Can you write out all of the material below, word for word?

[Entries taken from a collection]
— begin —

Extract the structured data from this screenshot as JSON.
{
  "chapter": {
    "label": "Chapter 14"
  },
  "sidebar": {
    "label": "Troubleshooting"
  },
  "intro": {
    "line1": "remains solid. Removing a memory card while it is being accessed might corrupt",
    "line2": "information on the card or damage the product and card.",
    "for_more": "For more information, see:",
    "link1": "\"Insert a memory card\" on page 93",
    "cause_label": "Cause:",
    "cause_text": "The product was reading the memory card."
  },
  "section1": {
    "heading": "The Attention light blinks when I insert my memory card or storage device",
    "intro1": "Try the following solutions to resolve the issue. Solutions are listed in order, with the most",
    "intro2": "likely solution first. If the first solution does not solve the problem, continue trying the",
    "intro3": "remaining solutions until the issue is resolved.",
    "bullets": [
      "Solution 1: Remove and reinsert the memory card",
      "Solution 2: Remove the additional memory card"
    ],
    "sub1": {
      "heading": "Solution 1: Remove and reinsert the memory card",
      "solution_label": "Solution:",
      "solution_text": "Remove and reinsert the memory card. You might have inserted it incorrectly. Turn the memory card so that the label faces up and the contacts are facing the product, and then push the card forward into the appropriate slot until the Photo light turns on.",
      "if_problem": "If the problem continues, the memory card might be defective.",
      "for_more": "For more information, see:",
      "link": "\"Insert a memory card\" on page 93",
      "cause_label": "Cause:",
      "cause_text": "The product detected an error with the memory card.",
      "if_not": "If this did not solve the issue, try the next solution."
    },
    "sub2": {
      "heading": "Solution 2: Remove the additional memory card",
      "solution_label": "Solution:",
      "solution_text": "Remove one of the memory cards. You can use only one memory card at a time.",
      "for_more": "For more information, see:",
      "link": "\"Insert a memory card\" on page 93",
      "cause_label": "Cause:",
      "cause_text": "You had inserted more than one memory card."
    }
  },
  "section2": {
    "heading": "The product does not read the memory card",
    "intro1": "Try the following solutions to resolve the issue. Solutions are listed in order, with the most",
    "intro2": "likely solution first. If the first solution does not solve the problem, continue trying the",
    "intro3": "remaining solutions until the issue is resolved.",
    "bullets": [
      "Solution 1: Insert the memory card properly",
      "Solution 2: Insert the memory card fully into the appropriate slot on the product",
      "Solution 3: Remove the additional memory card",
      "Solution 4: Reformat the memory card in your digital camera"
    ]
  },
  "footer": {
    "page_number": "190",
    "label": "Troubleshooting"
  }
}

— end —

Written response:
Extract the structured data from this screenshot as JSON.
{
  "chapter": {
    "label": "Chapter 14"
  },
  "sidebar": {
    "label": "Troubleshooting"
  },
  "intro": {
    "line1": "remains solid. Removing a memory card while it is being accessed might corrupt",
    "line2": "information on the card or damage the product and card.",
    "for_more": "For more information, see:",
    "link1": "\"Insert a memory card\" on page 93",
    "cause_label": "Cause:",
    "cause_text": "The product was reading the memory card."
  },
  "section1": {
    "heading": "The Attention light blinks when I insert my memory card or storage device",
    "intro1": "Try the following solutions to resolve the issue. Solutions are listed in order, with the most",
    "intro2": "likely solution first. If the first solution does not solve the problem, continue trying the",
    "intro3": "remaining solutions until the issue is resolved.",
    "bullets": [
      "Solution 1: Remove and reinsert the memory card",
      "Solution 2: Remove the additional memory card"
    ],
    "sub1": {
      "heading": "Solution 1: Remove and reinsert the memory card",
      "solution_label": "Solution:",
      "solution_text": "Remove and reinsert the memory card. You might have inserted it incorrectly. Turn the memory card so that the label faces up and the contacts are facing the product, and then push the card forward into the appropriate slot until the Photo light turns on.",
      "if_problem": "If the problem continues, the memory card might be defective.",
      "for_more": "For more information, see:",
      "link": "\"Insert a memory card\" on page 93",
      "cause_label": "Cause:",
      "cause_text": "The product detected an error with the memory card.",
      "if_not": "If this did not solve the issue, try the next solution."
    },
    "sub2": {
      "heading": "Solution 2: Remove the additional memory card",
      "solution_label": "Solution:",
      "solution_text": "Remove one of the memory cards. You can use only one memory card at a time.",
      "for_more": "For more information, see:",
      "link": "\"Insert a memory card\" on page 93",
      "cause_label": "Cause:",
      "cause_text": "You had inserted more than one memory card."
    }
  },
  "section2": {
    "heading": "The product does not read the memory card",
    "intro1": "Try the following solutions to resolve the issue. Solutions are listed in order, with the most",
    "intro2": "likely solution first. If the first solution does not solve the problem, continue trying the",
    "intro3": "remaining solutions until the issue is resolved.",
    "bullets": [
      "Solution 1: Insert the memory card properly",
      "Solution 2: Insert the memory card fully into the appropriate slot on the product",
      "Solution 3: Remove the additional memory card",
      "Solution 4: Reformat the memory card in your digital camera"
    ]
  },
  "footer": {
    "page_number": "190",
    "label": "Troubleshooting"
  }
}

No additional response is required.